#### [DOCUMENT SECTION]
* begin *

Ogleidis Suárez

Personal information
- Nickname: La Niña (The Girl)
- Born: October 28, 1987 (age 38) Las Tejerias , Venezuela
- Weight: Super bantamweight; Featherweight; Super featherweight; Welterweight; Light middleweight;

Boxing career
- Stance: Orthodox

Boxing record
- Total fights: 38
- Wins: 31
- Win by KO: 15
- Losses: 6
- Draws: 1

= Ogleidis Suárez =

Venezuelan boxer (born 1987)

Ogleidis Suárez (born 28 October 1987) is a Venezuelan professional boxer. She held the WBA female featherweight title in 2013, having been promoted from interim champion, a title she held since 2011. Suárez was the WBA female interim super featherweight champion in 2014 and challenged for the IBF female light middleweight title in 2019. She also challenged for the WBA female super-welterweight title in 2025.

==Professional career==
Suárez made her professional debut on 7 December 2006, scoring a second-round technical knockout (TKO) victory against Luz Darys Giraldo at the Centro de Convenciones Atlapa in Panama City.

After compiling a record of 5–0–1 (4 KOs), she defeated Magdalena Leija via seven-round unanimous decision (UD) on 18 September 2008, capturing the vacant WBA Fedelatin female super bantamweight title at the Centro de Convenciones Figali in Panama City. All three judges scored the bout 70–63. She lost the title three fights later, suffering the first defeat of her career against Chantal Martínez by way of split decision (SD) on 21 July 2009. One judge scored the bout 68–67 in favour of Suárez while the other two judges scored it 68½–68 and 68½–65¼ for Martínez. After four consecutive wins, Suárez faced Martínez for a second time on 2 October 2010, attempting to regain the WBA regional title in a bout which served as an eliminator for the WBA's world super bantamweight title. In the second defeat of her career, Suárez lost via fifth-round TKO.

She bounced back with three wins before defeating Katy Wilson Castillo via SD on 22 October 2010, capturing the vacant WBA female interim super bantamweight title at the Roberto Durán Arena in Panama City. Two judges scored the bout 96–94 in favour of Suárez while the third judge scored it 97–93 for Castillo. After two successful defences of her interim title in 2012, Suárez was elevated to full WBA champion in May 2013. The first defence of her title came against Liliana Palmera on 10 August 2013, at the Megapolis Convention Center in Panama City. Suárez retained her via UD, with two judges scoring the bout 99–91 while the third judge scored it 97–93. She lost the title in her next fight, suffering a UD defeat against Edith Soledad Matthysse on 13 December 2013, at the Teatro Griego Juan Pablo Segundo in San Martín, Argentina, with the judges' scorecards reading 100–90, 99–91 and 97–93.

* end *

#### [GIVEN RECORDS]
* begin *

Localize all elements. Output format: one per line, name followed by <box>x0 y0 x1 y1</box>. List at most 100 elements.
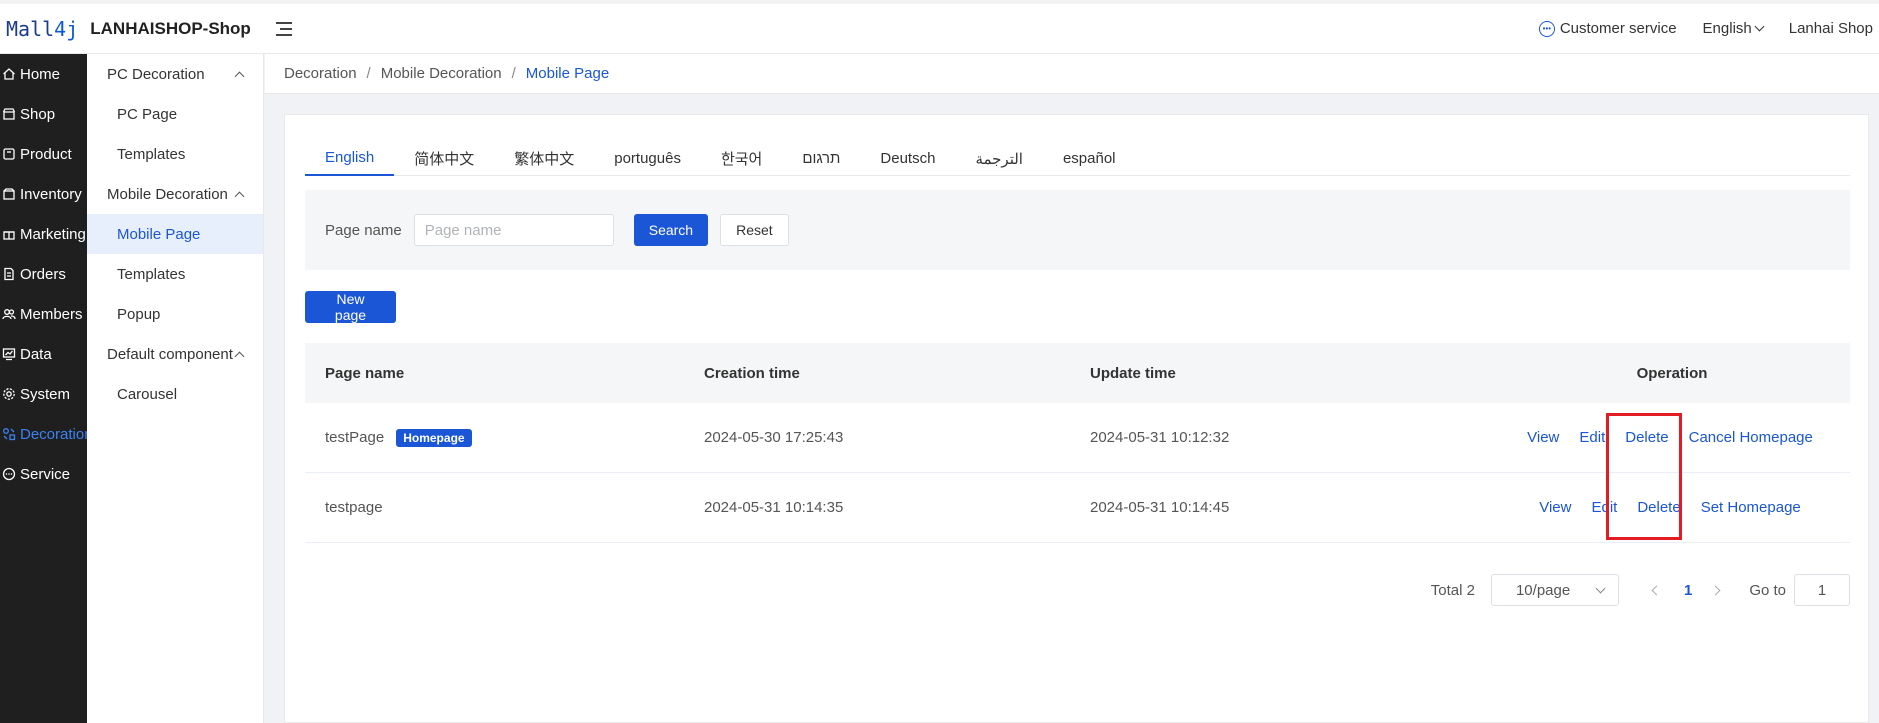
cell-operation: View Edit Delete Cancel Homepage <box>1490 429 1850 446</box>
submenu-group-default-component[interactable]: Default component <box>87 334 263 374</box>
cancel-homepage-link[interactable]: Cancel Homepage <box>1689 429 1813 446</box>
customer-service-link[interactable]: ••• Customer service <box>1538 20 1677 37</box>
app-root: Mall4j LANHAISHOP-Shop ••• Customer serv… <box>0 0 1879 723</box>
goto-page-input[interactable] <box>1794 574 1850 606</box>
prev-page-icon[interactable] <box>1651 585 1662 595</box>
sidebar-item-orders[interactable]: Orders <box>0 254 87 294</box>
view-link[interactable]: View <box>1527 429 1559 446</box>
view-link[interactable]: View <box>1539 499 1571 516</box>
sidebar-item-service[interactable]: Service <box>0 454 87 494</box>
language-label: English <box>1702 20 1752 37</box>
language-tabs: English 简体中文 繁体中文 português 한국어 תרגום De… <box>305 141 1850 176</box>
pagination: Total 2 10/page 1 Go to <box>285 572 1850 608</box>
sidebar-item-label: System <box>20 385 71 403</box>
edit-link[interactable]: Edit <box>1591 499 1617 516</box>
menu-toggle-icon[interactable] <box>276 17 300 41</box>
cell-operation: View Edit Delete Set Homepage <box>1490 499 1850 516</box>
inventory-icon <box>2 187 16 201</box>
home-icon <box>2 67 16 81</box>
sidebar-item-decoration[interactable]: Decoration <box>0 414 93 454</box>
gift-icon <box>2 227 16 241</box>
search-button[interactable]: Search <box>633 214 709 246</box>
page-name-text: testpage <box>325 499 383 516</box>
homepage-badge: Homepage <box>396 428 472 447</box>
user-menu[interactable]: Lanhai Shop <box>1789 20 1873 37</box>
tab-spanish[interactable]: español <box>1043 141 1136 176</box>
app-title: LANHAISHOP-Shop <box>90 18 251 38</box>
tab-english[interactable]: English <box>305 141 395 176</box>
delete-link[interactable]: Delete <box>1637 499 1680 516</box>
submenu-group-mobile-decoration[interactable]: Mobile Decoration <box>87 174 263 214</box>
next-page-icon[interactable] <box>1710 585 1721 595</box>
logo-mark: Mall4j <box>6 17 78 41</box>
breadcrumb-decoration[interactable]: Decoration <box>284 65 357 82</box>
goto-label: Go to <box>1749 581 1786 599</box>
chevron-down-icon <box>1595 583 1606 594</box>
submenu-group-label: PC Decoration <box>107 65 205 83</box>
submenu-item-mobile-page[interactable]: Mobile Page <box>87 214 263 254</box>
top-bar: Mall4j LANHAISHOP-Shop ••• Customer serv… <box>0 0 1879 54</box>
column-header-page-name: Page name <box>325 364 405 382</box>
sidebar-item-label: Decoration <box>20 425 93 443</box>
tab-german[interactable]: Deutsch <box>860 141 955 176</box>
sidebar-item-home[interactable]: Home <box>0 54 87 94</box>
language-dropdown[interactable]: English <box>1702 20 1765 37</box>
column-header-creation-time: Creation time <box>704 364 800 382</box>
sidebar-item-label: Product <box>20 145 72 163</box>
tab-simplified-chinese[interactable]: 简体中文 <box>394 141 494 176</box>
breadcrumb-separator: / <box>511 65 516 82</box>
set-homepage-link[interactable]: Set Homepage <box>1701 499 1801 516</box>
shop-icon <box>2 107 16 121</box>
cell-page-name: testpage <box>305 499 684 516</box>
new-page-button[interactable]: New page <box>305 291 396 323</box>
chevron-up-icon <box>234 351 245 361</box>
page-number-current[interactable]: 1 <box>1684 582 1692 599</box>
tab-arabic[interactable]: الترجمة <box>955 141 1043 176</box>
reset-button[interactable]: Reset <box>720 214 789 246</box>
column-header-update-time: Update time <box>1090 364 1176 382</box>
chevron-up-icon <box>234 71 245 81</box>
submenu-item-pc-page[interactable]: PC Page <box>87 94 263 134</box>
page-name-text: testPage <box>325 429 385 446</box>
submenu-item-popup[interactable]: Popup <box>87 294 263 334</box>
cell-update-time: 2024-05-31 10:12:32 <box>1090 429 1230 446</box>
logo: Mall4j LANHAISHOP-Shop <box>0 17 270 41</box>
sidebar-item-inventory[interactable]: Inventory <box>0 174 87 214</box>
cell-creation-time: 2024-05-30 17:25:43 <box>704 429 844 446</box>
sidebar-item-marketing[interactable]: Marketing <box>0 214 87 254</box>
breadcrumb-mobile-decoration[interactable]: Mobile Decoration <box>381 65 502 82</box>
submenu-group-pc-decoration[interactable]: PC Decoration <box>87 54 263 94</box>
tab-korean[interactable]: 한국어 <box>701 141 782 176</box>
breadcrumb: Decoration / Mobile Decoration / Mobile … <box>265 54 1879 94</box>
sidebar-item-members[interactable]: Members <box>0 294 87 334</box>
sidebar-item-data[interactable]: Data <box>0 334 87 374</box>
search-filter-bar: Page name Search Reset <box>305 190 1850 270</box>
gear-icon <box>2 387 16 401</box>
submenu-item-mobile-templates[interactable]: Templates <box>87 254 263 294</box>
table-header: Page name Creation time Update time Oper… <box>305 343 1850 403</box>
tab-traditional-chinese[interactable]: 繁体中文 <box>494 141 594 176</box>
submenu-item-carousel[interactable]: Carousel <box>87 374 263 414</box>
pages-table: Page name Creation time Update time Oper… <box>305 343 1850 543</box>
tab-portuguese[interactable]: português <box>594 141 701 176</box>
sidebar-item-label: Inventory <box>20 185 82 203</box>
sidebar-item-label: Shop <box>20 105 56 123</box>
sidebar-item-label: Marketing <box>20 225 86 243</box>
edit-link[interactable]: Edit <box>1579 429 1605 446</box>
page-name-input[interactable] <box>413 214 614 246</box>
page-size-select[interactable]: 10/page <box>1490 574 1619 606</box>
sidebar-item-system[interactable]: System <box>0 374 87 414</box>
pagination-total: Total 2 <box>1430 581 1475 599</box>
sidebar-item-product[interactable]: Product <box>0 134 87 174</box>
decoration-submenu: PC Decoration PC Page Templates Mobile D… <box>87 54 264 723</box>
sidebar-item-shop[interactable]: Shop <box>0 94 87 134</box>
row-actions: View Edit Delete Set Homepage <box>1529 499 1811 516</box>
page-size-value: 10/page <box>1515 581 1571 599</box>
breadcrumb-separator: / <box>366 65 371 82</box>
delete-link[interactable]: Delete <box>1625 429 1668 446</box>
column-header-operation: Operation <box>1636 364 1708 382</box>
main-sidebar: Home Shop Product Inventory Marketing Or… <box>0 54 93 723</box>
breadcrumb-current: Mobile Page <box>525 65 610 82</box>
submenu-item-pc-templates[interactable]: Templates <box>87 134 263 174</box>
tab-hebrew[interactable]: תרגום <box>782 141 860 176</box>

* end *

#### [TO BE DONE]
1. In the article on Ogleidis Suárez, what venue hosted her professional debut?
2. Condense the paragraph of the article on Ogleidis Suárez that begins "After compiling a record of 5–0–1" into a short bulleted list that keeps its main facts.
3. Write the next paragraph of the article on Ogleidis Suárez, picking up after its final sentence.

#### [FINAL ANSWERS]
1. The Centro de Convenciones Atlapa in Panama City.

2.
- With a 5–0–1 record (4 KOs), Suárez beat Magdalena Leija by seven-round unanimous decision on 18 September 2008 in Panama City, winning the vacant WBA Fedelatin female super bantamweight title. All three judges scored it 70–63.
- Three fights later, on 21 July 2009, she lost the title to Chantal Martínez by split decision. It was the first defeat of her career.
- After four straight wins, she faced Martínez again on 2 October 2010 for the regional title, in an eliminator for the WBA world super bantamweight title.
- She lost by fifth-round TKO, the second defeat of her career.

3.
Suárez moved up in weight for her next fight, defeating Calista Silgado via UD to capture the vacant WBA female interim super featherweight title on 10 May 2014, at the Polideportivo José María Vargas in La Guaira, Venezuela. Two judges scored the bout 99–91 and the third judge scored it 96–94.

After two years away from the ring following a pregnancy, Suárez returned on 18 June 2016, defeating Yarley Cuadrado via third-round knockout (KO) at the Polideportivo José María Vargas, capturing the vacant WBA female Fedelatin light middleweight title.

She won her next eight bouts before challenging for the IBF female light middleweight title against reigning champion Marie-Eve Dicaire. The bout took place on 23 November 2019, at the Videotron Centre in Quebec City, Canada. Suárez suffered the fourth defeat of her career, losing via UD with the judges' scorecards reading 100–90, 100–90 and 99–91.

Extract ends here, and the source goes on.